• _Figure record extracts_
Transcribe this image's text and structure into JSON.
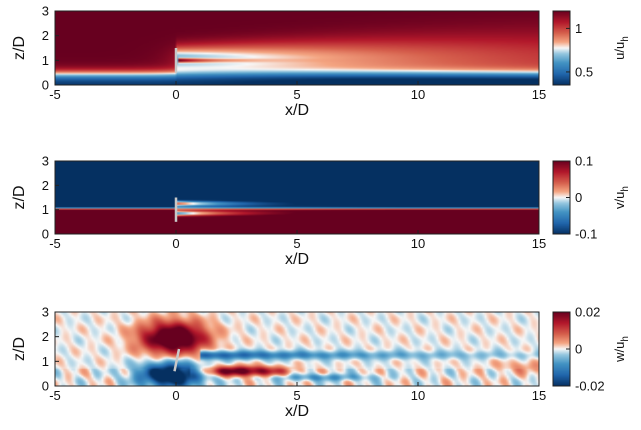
{
  "chart_data": [
    {
      "type": "heatmap",
      "field": "u",
      "xlabel": "x/D",
      "ylabel": "z/D",
      "colorbar_label": "u/u_h",
      "xlim": [
        -5,
        15
      ],
      "ylim": [
        0,
        3
      ],
      "xticks": [
        -5,
        0,
        5,
        10,
        15
      ],
      "yticks": [
        0,
        1,
        2,
        3
      ],
      "clim": [
        0.35,
        1.2
      ],
      "colorbar_ticks": [
        0.5,
        1
      ],
      "colormap": {
        "low": "#053061",
        "mid": "#f7f7f7",
        "high": "#67001f"
      },
      "turbine": {
        "x": 0,
        "z_min": 0.5,
        "z_max": 1.5
      },
      "description_values": {
        "free_stream_upper": 1.2,
        "ground_layer": 0.4,
        "hub_jet_peak": 1.15,
        "wake_deficit_min": 0.45
      }
    },
    {
      "type": "heatmap",
      "field": "v",
      "xlabel": "x/D",
      "ylabel": "z/D",
      "colorbar_label": "v/u_h",
      "xlim": [
        -5,
        15
      ],
      "ylim": [
        0,
        3
      ],
      "xticks": [
        -5,
        0,
        5,
        10,
        15
      ],
      "yticks": [
        0,
        1,
        2,
        3
      ],
      "clim": [
        -0.1,
        0.1
      ],
      "colorbar_ticks": [
        0.1,
        0,
        -0.1
      ],
      "colormap": {
        "low": "#053061",
        "mid": "#f7f7f7",
        "high": "#67001f"
      },
      "turbine": {
        "x": 0,
        "z_min": 0.5,
        "z_max": 1.5
      },
      "description_values": {
        "upper_region": -0.1,
        "lower_region": 0.1
      }
    },
    {
      "type": "heatmap",
      "field": "w",
      "xlabel": "x/D",
      "ylabel": "z/D",
      "colorbar_label": "w/u_h",
      "xlim": [
        -5,
        15
      ],
      "ylim": [
        0,
        3
      ],
      "xticks": [
        -5,
        0,
        5,
        10,
        15
      ],
      "yticks": [
        0,
        1,
        2,
        3
      ],
      "clim": [
        -0.02,
        0.02
      ],
      "colorbar_ticks": [
        0.02,
        0,
        -0.02
      ],
      "colormap": {
        "low": "#053061",
        "mid": "#f7f7f7",
        "high": "#67001f"
      },
      "turbine": {
        "x": 0,
        "z_min": 0.6,
        "z_max": 1.5,
        "tilted": true
      },
      "description_values": {
        "upstream_upper_peak": 0.02,
        "upstream_lower_trough": -0.02,
        "wake_lower_positive": 0.018,
        "wake_upper_negative": -0.015
      }
    }
  ]
}
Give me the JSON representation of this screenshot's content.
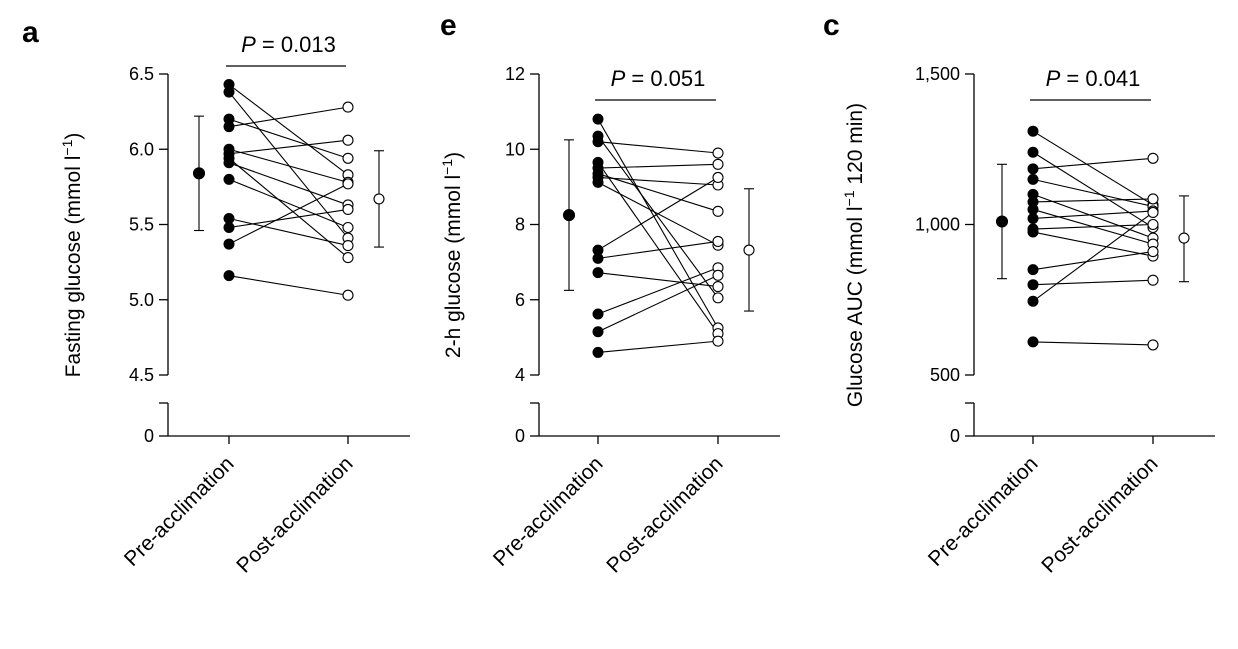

• _What is being asked_
Return all lines containing "this".

• _The result_
Transcribe this image's text and structure into JSON.
Give me the JSON representation of this screenshot's content.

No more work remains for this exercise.